EXCERPTED RECORDS
========================================================================

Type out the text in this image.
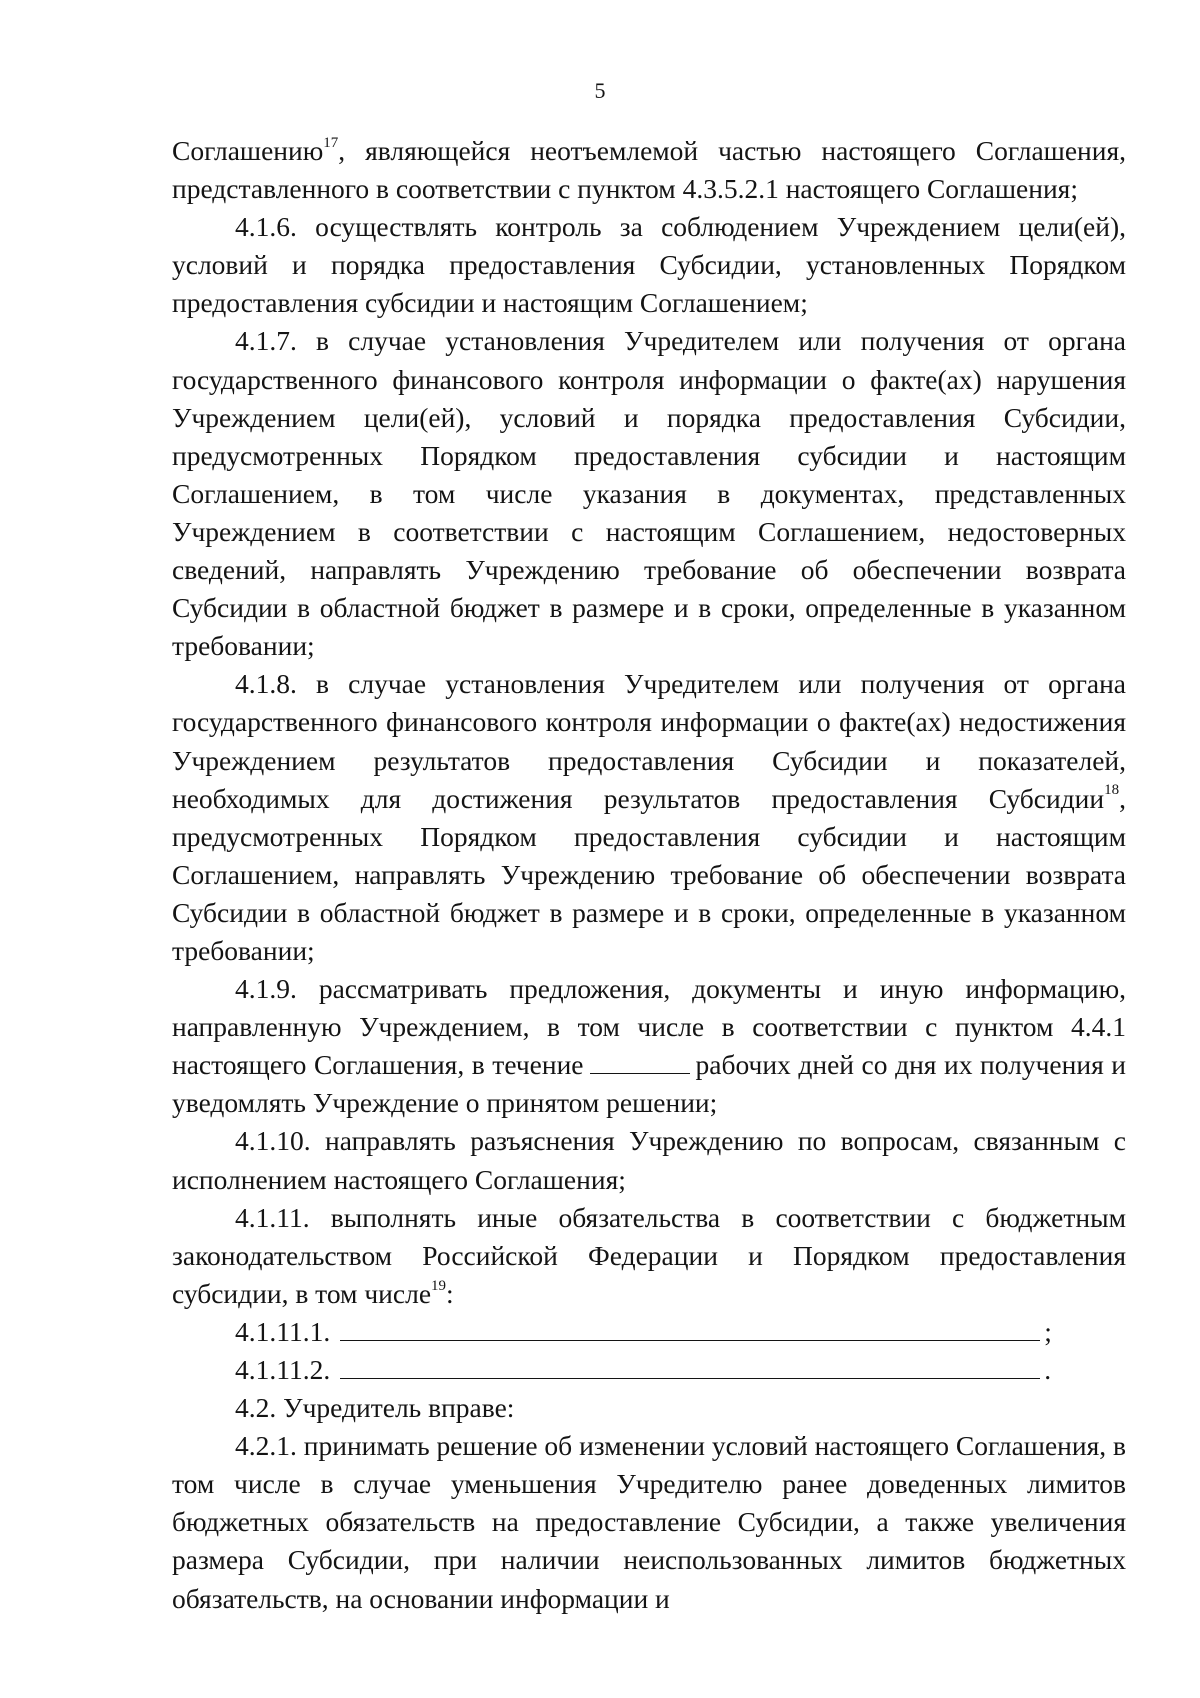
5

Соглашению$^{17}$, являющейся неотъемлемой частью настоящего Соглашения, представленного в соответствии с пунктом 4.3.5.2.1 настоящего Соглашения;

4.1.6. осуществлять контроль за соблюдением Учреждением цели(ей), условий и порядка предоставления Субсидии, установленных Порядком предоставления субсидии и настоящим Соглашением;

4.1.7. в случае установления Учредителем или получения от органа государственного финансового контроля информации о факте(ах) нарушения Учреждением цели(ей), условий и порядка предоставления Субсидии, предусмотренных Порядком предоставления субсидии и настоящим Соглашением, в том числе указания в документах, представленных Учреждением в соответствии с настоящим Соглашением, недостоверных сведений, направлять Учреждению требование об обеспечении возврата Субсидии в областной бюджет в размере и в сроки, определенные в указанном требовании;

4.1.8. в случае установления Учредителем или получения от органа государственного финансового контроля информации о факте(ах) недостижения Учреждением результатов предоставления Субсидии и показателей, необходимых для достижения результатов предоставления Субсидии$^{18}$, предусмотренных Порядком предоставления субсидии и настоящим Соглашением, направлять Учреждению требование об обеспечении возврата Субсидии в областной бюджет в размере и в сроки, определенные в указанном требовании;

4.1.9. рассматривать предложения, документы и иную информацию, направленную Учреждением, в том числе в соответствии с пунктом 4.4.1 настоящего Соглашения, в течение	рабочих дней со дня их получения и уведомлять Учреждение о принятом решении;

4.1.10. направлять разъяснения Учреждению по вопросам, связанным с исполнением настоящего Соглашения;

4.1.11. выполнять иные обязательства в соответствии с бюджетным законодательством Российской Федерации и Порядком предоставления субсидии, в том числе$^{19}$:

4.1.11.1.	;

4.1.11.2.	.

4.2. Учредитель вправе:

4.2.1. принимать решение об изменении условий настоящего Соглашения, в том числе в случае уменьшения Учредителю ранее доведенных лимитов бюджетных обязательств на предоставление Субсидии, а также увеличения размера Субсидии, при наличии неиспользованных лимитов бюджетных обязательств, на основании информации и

========================================================================

EXERCISE PROMPT
Print the whole listing above once more, word for word, without its pictures.

ANSWER
Type out the text in this image.
5

Соглашению$^{17}$, являющейся неотъемлемой частью настоящего Соглашения, представленного в соответствии с пунктом 4.3.5.2.1 настоящего Соглашения;

4.1.6. осуществлять контроль за соблюдением Учреждением цели(ей), условий и порядка предоставления Субсидии, установленных Порядком предоставления субсидии и настоящим Соглашением;

4.1.7. в случае установления Учредителем или получения от органа государственного финансового контроля информации о факте(ах) нарушения Учреждением цели(ей), условий и порядка предоставления Субсидии, предусмотренных Порядком предоставления субсидии и настоящим Соглашением, в том числе указания в документах, представленных Учреждением в соответствии с настоящим Соглашением, недостоверных сведений, направлять Учреждению требование об обеспечении возврата Субсидии в областной бюджет в размере и в сроки, определенные в указанном требовании;

4.1.8. в случае установления Учредителем или получения от органа государственного финансового контроля информации о факте(ах) недостижения Учреждением результатов предоставления Субсидии и показателей, необходимых для достижения результатов предоставления Субсидии$^{18}$, предусмотренных Порядком предоставления субсидии и настоящим Соглашением, направлять Учреждению требование об обеспечении возврата Субсидии в областной бюджет в размере и в сроки, определенные в указанном требовании;

4.1.9. рассматривать предложения, документы и иную информацию, направленную Учреждением, в том числе в соответствии с пунктом 4.4.1 настоящего Соглашения, в течение	рабочих дней со дня их получения и уведомлять Учреждение о принятом решении;

4.1.10. направлять разъяснения Учреждению по вопросам, связанным с исполнением настоящего Соглашения;

4.1.11. выполнять иные обязательства в соответствии с бюджетным законодательством Российской Федерации и Порядком предоставления субсидии, в том числе$^{19}$:

4.1.11.1.	;

4.1.11.2.	.

4.2. Учредитель вправе:

4.2.1. принимать решение об изменении условий настоящего Соглашения, в том числе в случае уменьшения Учредителю ранее доведенных лимитов бюджетных обязательств на предоставление Субсидии, а также увеличения размера Субсидии, при наличии неиспользованных лимитов бюджетных обязательств, на основании информации и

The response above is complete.